**Request**
Could you transcribe each row below word for word, leaving the pictures out of your answer?

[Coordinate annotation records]
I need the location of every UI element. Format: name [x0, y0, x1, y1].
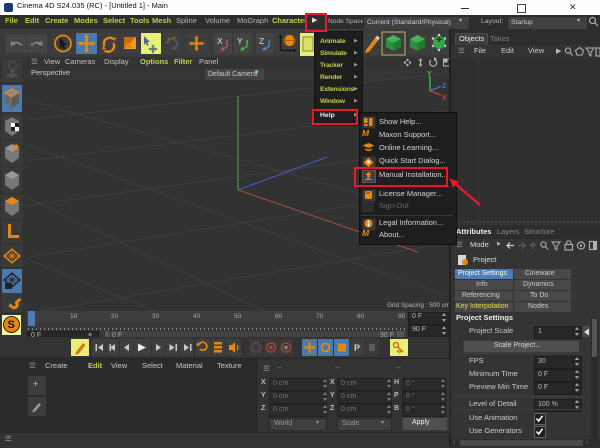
svg-text:X: X — [442, 95, 447, 102]
svg-text:Y: Y — [427, 71, 432, 78]
svg-text:P: P — [354, 343, 360, 353]
svg-text:Z: Z — [442, 83, 447, 90]
svg-text:Z: Z — [259, 36, 264, 46]
svg-text:Y: Y — [237, 36, 243, 46]
svg-text:X: X — [217, 36, 223, 46]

**Exercise output**
I need the location of every UI element. Format: name [x0, y0, x1, y1].
svg-text:X: X — [442, 95, 447, 102]
svg-text:Y: Y — [427, 71, 432, 78]
svg-text:P: P — [354, 343, 360, 353]
svg-text:Z: Z — [442, 83, 447, 90]
svg-text:Z: Z — [259, 36, 264, 46]
svg-text:Y: Y — [237, 36, 243, 46]
svg-text:X: X — [217, 36, 223, 46]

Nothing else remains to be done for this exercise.